EXERCISE TASK:
Find the word "omistatakse" in the records below. List each line containing it.

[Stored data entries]
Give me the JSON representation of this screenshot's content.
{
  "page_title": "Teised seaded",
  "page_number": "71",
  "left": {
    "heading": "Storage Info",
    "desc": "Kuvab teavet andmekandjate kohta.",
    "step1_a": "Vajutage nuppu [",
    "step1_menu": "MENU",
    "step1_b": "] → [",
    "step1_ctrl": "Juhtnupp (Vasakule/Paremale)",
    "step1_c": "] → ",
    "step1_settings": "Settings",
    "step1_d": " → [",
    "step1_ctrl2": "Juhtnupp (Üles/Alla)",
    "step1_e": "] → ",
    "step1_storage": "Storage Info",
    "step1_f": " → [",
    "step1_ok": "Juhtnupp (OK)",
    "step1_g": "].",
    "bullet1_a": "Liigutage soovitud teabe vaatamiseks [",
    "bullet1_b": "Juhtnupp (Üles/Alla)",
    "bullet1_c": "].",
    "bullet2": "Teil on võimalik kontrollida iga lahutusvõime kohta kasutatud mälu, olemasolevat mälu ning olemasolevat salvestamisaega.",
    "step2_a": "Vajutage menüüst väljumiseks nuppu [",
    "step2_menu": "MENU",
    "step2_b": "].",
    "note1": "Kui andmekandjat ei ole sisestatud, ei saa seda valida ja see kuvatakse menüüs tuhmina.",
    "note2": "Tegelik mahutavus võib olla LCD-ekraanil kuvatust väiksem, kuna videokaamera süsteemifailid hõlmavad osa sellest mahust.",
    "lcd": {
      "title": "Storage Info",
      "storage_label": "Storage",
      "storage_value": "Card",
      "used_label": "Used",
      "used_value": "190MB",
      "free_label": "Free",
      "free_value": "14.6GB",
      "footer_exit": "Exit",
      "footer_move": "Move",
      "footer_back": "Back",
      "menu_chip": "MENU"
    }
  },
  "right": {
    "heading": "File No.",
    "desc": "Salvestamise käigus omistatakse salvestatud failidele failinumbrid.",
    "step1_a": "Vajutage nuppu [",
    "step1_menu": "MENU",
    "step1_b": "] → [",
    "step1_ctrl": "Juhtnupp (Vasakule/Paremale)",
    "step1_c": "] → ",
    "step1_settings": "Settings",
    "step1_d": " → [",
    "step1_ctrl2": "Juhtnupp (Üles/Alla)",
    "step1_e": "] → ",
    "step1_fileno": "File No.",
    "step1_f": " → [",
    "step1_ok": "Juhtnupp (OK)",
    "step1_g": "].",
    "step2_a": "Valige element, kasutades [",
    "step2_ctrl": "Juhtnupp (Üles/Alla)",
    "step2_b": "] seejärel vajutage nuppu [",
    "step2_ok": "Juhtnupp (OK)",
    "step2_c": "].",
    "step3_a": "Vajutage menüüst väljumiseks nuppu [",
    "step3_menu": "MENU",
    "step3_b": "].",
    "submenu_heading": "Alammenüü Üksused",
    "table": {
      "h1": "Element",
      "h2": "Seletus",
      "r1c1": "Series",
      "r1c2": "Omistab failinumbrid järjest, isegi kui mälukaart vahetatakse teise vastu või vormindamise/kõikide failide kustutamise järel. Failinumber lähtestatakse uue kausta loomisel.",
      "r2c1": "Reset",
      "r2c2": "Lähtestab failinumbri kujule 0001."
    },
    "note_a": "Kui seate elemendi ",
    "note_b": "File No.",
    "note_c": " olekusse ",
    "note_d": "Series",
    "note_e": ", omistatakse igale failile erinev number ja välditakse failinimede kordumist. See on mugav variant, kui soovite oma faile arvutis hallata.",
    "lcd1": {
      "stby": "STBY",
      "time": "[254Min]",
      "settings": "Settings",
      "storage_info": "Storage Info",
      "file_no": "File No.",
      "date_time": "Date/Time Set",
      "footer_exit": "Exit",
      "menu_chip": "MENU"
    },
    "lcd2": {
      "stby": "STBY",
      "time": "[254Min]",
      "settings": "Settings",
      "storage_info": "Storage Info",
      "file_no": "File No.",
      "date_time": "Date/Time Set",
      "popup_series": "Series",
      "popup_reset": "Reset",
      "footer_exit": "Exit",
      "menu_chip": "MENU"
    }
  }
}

FINISHED ANSWER:
    "desc": "Salvestamise käigus omistatakse salvestatud failidele failinumbrid.",
    "note_e": ", omistatakse igale failile erinev number ja välditakse failinimede kordumist. See on mugav variant, kui soovite oma faile arvutis hallata.",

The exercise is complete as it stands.